[WORKING DATA]:

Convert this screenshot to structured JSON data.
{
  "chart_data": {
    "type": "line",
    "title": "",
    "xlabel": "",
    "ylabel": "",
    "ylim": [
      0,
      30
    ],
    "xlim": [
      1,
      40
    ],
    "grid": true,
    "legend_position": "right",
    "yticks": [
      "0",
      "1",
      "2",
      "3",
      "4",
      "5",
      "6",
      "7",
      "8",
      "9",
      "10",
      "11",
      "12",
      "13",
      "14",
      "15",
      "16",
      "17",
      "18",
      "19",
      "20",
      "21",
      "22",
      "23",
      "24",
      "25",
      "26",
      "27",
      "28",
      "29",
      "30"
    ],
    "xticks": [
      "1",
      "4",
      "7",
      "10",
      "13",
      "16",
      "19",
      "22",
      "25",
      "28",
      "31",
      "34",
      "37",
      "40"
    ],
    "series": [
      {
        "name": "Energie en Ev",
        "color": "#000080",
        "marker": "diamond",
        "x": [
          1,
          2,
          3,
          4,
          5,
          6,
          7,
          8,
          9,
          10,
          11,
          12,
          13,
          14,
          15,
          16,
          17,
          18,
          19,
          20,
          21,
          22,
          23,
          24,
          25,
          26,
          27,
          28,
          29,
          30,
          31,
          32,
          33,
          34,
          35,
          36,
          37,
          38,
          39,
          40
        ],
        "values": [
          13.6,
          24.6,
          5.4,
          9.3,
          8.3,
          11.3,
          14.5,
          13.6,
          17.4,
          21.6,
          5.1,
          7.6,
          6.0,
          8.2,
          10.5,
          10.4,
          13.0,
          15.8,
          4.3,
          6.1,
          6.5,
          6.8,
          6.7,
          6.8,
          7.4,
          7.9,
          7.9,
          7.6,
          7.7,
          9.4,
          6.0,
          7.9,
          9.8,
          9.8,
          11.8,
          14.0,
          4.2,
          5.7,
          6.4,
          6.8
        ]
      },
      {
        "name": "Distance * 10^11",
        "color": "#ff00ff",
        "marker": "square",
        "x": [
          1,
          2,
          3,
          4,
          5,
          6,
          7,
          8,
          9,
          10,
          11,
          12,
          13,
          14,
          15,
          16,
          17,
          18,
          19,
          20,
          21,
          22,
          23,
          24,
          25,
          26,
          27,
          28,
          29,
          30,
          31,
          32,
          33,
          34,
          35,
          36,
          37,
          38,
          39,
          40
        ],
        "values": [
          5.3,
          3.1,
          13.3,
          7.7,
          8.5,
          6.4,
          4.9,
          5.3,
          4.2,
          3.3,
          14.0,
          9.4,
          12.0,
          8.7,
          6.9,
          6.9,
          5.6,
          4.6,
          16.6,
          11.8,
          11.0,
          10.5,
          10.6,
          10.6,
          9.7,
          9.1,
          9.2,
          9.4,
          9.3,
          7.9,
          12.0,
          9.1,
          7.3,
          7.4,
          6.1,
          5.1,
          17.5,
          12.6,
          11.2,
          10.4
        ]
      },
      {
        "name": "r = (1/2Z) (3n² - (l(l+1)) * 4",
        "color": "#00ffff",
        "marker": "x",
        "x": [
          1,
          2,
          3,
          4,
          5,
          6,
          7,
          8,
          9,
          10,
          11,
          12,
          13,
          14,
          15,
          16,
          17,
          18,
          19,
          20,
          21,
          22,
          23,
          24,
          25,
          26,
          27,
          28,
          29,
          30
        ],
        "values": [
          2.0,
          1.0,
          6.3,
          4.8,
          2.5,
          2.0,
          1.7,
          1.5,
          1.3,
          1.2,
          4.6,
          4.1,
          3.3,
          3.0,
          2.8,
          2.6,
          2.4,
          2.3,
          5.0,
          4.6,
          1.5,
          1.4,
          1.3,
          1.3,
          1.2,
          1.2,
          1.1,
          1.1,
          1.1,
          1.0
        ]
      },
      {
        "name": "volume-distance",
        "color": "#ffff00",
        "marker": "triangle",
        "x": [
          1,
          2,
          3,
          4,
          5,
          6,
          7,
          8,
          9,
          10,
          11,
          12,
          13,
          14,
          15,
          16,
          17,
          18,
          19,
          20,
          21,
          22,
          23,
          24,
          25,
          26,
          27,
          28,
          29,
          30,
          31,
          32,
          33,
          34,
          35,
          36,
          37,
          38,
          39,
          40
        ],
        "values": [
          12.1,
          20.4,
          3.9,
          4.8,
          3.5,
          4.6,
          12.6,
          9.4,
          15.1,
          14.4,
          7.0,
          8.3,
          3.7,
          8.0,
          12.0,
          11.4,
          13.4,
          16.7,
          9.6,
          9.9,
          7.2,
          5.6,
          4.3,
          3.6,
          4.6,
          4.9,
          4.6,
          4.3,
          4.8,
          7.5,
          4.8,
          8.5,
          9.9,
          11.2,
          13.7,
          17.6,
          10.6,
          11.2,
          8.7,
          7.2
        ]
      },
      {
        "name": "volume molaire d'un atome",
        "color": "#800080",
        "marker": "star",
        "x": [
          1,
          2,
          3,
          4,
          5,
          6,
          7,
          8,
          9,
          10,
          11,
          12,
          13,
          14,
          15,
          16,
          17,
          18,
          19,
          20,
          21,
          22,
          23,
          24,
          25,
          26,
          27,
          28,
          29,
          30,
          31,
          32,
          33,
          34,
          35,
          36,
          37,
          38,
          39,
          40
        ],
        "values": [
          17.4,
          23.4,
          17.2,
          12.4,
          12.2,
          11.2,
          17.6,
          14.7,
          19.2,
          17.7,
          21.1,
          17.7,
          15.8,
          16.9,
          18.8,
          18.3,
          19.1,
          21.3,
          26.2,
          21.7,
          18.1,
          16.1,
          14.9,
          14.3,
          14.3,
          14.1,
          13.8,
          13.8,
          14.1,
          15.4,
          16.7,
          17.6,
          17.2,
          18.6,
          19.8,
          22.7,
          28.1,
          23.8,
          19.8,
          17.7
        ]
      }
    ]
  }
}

[DESCRIPTION OF THE TASK]: Reproduce the listing above verbatim, from first line to last.

[SOLUTION FOR THIS EXERCISE]:
Convert this screenshot to structured JSON data.
{
  "chart_data": {
    "type": "line",
    "title": "",
    "xlabel": "",
    "ylabel": "",
    "ylim": [
      0,
      30
    ],
    "xlim": [
      1,
      40
    ],
    "grid": true,
    "legend_position": "right",
    "yticks": [
      "0",
      "1",
      "2",
      "3",
      "4",
      "5",
      "6",
      "7",
      "8",
      "9",
      "10",
      "11",
      "12",
      "13",
      "14",
      "15",
      "16",
      "17",
      "18",
      "19",
      "20",
      "21",
      "22",
      "23",
      "24",
      "25",
      "26",
      "27",
      "28",
      "29",
      "30"
    ],
    "xticks": [
      "1",
      "4",
      "7",
      "10",
      "13",
      "16",
      "19",
      "22",
      "25",
      "28",
      "31",
      "34",
      "37",
      "40"
    ],
    "series": [
      {
        "name": "Energie en Ev",
        "color": "#000080",
        "marker": "diamond",
        "x": [
          1,
          2,
          3,
          4,
          5,
          6,
          7,
          8,
          9,
          10,
          11,
          12,
          13,
          14,
          15,
          16,
          17,
          18,
          19,
          20,
          21,
          22,
          23,
          24,
          25,
          26,
          27,
          28,
          29,
          30,
          31,
          32,
          33,
          34,
          35,
          36,
          37,
          38,
          39,
          40
        ],
        "values": [
          13.6,
          24.6,
          5.4,
          9.3,
          8.3,
          11.3,
          14.5,
          13.6,
          17.4,
          21.6,
          5.1,
          7.6,
          6.0,
          8.2,
          10.5,
          10.4,
          13.0,
          15.8,
          4.3,
          6.1,
          6.5,
          6.8,
          6.7,
          6.8,
          7.4,
          7.9,
          7.9,
          7.6,
          7.7,
          9.4,
          6.0,
          7.9,
          9.8,
          9.8,
          11.8,
          14.0,
          4.2,
          5.7,
          6.4,
          6.8
        ]
      },
      {
        "name": "Distance * 10^11",
        "color": "#ff00ff",
        "marker": "square",
        "x": [
          1,
          2,
          3,
          4,
          5,
          6,
          7,
          8,
          9,
          10,
          11,
          12,
          13,
          14,
          15,
          16,
          17,
          18,
          19,
          20,
          21,
          22,
          23,
          24,
          25,
          26,
          27,
          28,
          29,
          30,
          31,
          32,
          33,
          34,
          35,
          36,
          37,
          38,
          39,
          40
        ],
        "values": [
          5.3,
          3.1,
          13.3,
          7.7,
          8.5,
          6.4,
          4.9,
          5.3,
          4.2,
          3.3,
          14.0,
          9.4,
          12.0,
          8.7,
          6.9,
          6.9,
          5.6,
          4.6,
          16.6,
          11.8,
          11.0,
          10.5,
          10.6,
          10.6,
          9.7,
          9.1,
          9.2,
          9.4,
          9.3,
          7.9,
          12.0,
          9.1,
          7.3,
          7.4,
          6.1,
          5.1,
          17.5,
          12.6,
          11.2,
          10.4
        ]
      },
      {
        "name": "r = (1/2Z) (3n² - (l(l+1)) * 4",
        "color": "#00ffff",
        "marker": "x",
        "x": [
          1,
          2,
          3,
          4,
          5,
          6,
          7,
          8,
          9,
          10,
          11,
          12,
          13,
          14,
          15,
          16,
          17,
          18,
          19,
          20,
          21,
          22,
          23,
          24,
          25,
          26,
          27,
          28,
          29,
          30
        ],
        "values": [
          2.0,
          1.0,
          6.3,
          4.8,
          2.5,
          2.0,
          1.7,
          1.5,
          1.3,
          1.2,
          4.6,
          4.1,
          3.3,
          3.0,
          2.8,
          2.6,
          2.4,
          2.3,
          5.0,
          4.6,
          1.5,
          1.4,
          1.3,
          1.3,
          1.2,
          1.2,
          1.1,
          1.1,
          1.1,
          1.0
        ]
      },
      {
        "name": "volume-distance",
        "color": "#ffff00",
        "marker": "triangle",
        "x": [
          1,
          2,
          3,
          4,
          5,
          6,
          7,
          8,
          9,
          10,
          11,
          12,
          13,
          14,
          15,
          16,
          17,
          18,
          19,
          20,
          21,
          22,
          23,
          24,
          25,
          26,
          27,
          28,
          29,
          30,
          31,
          32,
          33,
          34,
          35,
          36,
          37,
          38,
          39,
          40
        ],
        "values": [
          12.1,
          20.4,
          3.9,
          4.8,
          3.5,
          4.6,
          12.6,
          9.4,
          15.1,
          14.4,
          7.0,
          8.3,
          3.7,
          8.0,
          12.0,
          11.4,
          13.4,
          16.7,
          9.6,
          9.9,
          7.2,
          5.6,
          4.3,
          3.6,
          4.6,
          4.9,
          4.6,
          4.3,
          4.8,
          7.5,
          4.8,
          8.5,
          9.9,
          11.2,
          13.7,
          17.6,
          10.6,
          11.2,
          8.7,
          7.2
        ]
      },
      {
        "name": "volume molaire d'un atome",
        "color": "#800080",
        "marker": "star",
        "x": [
          1,
          2,
          3,
          4,
          5,
          6,
          7,
          8,
          9,
          10,
          11,
          12,
          13,
          14,
          15,
          16,
          17,
          18,
          19,
          20,
          21,
          22,
          23,
          24,
          25,
          26,
          27,
          28,
          29,
          30,
          31,
          32,
          33,
          34,
          35,
          36,
          37,
          38,
          39,
          40
        ],
        "values": [
          17.4,
          23.4,
          17.2,
          12.4,
          12.2,
          11.2,
          17.6,
          14.7,
          19.2,
          17.7,
          21.1,
          17.7,
          15.8,
          16.9,
          18.8,
          18.3,
          19.1,
          21.3,
          26.2,
          21.7,
          18.1,
          16.1,
          14.9,
          14.3,
          14.3,
          14.1,
          13.8,
          13.8,
          14.1,
          15.4,
          16.7,
          17.6,
          17.2,
          18.6,
          19.8,
          22.7,
          28.1,
          23.8,
          19.8,
          17.7
        ]
      }
    ]
  }
}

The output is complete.